• Required tasks:
A: Render this sentence from the scheme approval passage into French: "After the creditors cast their votes, the chairman will immediately tabulate the results and announce them by the end of the meeting."
B: Resume the scheme approval passage after its final sentence, keeping its formal register.

• Source:
============
The second stage is where the scheme proposals are put to the meeting or meetings held in accordance with the earlier order and are approved (or not) by the requisite majority in number and 75% in value of those present and voting in person or by proxy.
 
It has become usual practice for the chairman to post a list of the creditors and the corresponding amounts of their admitted claims (for the purposes of voting) at the meeting venue prior to the meeting. After the creditors cast their votes, the chairman will immediately tabulate the results and announce them by the end of the meeting. If the statutory majority is achieved at the meeting(s), the proposed scheme then proceeds to the third stage.
 
The Third Stage
 
The third stage involves an application to the court to obtain the court’s sanction of the scheme. The court must be satisfied of three matters, namely (1) the statutory provisions have been complied with; (2) those who attended the meeting were fairly representative of the class of creditors and that the statutory majority did not coerce the minority; and (3) the scheme is one in which a man of business or an intelligent and honest man, being a member of the class concerned, would reasonably approve.
============
Region and label listings
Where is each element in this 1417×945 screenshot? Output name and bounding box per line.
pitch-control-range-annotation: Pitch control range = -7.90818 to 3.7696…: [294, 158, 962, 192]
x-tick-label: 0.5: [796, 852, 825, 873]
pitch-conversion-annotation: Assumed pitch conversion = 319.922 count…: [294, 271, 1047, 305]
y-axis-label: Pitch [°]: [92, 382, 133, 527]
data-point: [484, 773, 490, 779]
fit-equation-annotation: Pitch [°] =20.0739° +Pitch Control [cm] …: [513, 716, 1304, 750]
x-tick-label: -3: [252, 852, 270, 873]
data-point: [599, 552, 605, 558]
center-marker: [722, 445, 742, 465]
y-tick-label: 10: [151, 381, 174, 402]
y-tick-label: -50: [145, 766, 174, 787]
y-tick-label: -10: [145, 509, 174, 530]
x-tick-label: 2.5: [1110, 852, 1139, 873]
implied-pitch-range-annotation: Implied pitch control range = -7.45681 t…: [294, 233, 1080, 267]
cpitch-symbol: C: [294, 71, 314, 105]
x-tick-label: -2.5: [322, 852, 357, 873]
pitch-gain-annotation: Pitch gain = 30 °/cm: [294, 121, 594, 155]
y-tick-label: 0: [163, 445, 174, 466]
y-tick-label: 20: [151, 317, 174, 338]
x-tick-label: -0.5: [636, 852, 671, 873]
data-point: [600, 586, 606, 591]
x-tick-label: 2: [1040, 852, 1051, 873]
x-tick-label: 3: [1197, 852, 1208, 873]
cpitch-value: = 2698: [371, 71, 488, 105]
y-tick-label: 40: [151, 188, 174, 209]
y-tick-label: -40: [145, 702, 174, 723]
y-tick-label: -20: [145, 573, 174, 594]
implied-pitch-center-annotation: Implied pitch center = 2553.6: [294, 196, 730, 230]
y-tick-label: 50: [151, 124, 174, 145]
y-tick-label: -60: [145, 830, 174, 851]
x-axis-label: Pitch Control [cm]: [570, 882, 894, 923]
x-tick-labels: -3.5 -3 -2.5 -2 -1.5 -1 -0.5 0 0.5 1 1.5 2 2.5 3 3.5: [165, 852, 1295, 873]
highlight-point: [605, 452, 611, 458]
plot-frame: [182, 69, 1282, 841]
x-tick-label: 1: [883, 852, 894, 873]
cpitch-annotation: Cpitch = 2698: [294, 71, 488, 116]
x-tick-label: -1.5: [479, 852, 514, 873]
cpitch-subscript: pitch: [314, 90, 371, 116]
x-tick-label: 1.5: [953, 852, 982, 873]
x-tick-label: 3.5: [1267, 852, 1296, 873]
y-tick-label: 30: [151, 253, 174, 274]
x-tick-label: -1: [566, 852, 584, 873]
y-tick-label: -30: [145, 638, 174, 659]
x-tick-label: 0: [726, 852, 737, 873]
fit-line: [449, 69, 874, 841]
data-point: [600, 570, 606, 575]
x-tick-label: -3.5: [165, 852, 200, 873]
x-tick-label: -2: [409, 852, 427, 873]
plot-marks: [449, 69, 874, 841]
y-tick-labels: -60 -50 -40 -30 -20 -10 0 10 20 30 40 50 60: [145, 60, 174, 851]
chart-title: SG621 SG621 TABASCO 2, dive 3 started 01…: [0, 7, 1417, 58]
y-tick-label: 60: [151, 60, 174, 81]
============
• Results in order:
A: Après que les créanciers ont exprimé leur vote, le président compile immédiatement les résultats et les annonce avant la fin de l'assemblée.

B:
 
PROPOSED SCHEME MANAGER’S DUTIES AND CONFLICT OF INTEREST
 
The Court of Appeal then proceeded to deal with the issues before the court. The Court of Appeal explained that a proposed scheme manager has a good faith obligation to the applicant company and the body of creditors as a whole as well. Similar to a liquidator, the proposed scheme manager, in adjudicating proofs of debt, owes duties to be objective, independent, fair and impartial. 
 
On the issue of conflict of interest, a proposed scheme manager must strike the right balance and manage the competing interests of successfully securing the approval of his proposed scheme and uncompromisingly respecting the procedural rights of all involved in the scheme process. He will go too far when he begins to align his interests with those of the company beyond what has been set out.
 
The Court found it inappropriate in this case that the proposed Scheme Manager was also the nominee for the individual voluntary arrangements (under Singapore’s Bankruptcy Act) filed by the chairman and an executive director (who was also the chairman’s wife) of the applicant. The Court ordered the proposed Scheme Manager to elect either to continue as such only or as nominee for the two individuals, as a result of which he eventually chose to act for the applicant alone.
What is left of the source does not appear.